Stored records
☆ ☆ ☆ ☆ ☆

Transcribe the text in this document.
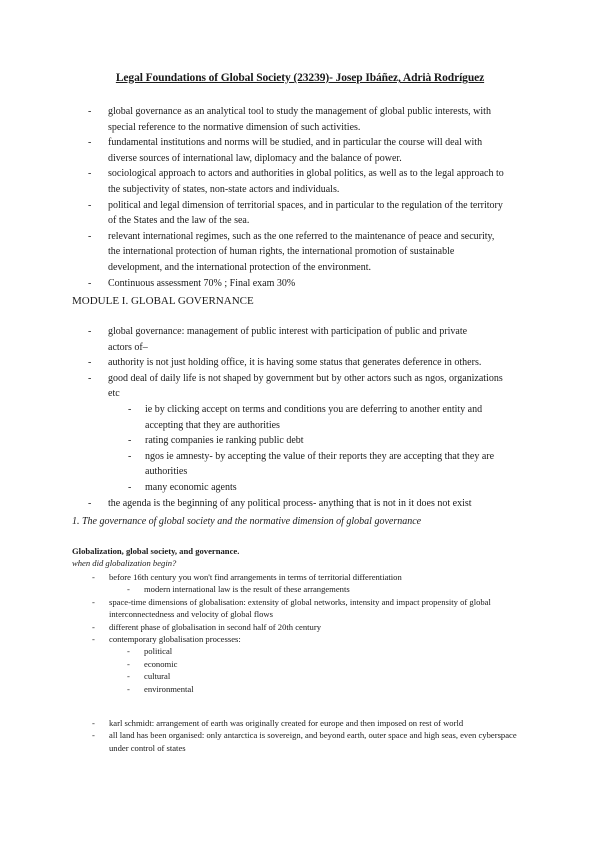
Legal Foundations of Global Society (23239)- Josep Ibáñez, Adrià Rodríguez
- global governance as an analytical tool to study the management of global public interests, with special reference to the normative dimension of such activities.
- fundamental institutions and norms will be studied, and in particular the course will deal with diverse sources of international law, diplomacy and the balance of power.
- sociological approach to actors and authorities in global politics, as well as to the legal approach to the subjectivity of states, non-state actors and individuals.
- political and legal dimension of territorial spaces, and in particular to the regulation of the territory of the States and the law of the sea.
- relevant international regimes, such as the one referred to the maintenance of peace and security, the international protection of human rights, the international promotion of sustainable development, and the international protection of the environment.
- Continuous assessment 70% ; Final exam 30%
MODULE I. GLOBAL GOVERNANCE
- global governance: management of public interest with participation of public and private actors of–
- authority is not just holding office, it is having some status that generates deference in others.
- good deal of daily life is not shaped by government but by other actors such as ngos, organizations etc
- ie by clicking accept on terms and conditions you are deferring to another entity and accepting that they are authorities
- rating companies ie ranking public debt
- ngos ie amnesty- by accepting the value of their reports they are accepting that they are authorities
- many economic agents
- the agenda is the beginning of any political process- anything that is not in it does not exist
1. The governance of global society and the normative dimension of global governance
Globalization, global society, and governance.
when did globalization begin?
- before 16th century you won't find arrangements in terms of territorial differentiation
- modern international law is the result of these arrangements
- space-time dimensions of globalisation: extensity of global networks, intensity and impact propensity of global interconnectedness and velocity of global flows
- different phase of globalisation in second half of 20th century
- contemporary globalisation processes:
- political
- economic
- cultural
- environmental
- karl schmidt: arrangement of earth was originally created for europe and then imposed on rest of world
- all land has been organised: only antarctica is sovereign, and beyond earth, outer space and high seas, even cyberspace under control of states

☆ ☆ ☆ ☆ ☆

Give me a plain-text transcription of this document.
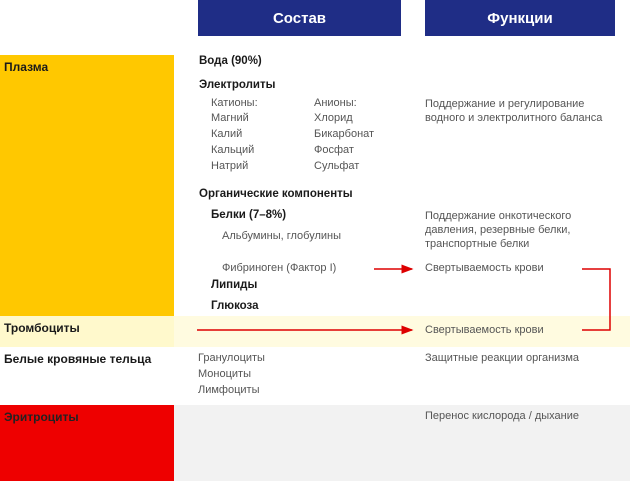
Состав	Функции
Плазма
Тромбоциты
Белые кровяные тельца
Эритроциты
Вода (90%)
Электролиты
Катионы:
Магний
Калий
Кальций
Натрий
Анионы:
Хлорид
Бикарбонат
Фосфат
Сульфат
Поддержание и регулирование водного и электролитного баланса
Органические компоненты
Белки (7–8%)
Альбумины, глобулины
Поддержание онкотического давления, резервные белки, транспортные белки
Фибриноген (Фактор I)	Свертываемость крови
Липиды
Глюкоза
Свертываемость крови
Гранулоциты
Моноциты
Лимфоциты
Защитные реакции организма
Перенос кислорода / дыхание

☆ ☆ ☆ ☆ ☆

EXERCISE
Search the data for the string "they". List each line that has it.

EXPECTED ANSWER
- ie by clicking accept on terms and conditions you are deferring to another entity and accepting that they are authorities
- ngos ie amnesty- by accepting the value of their reports they are accepting that they are authorities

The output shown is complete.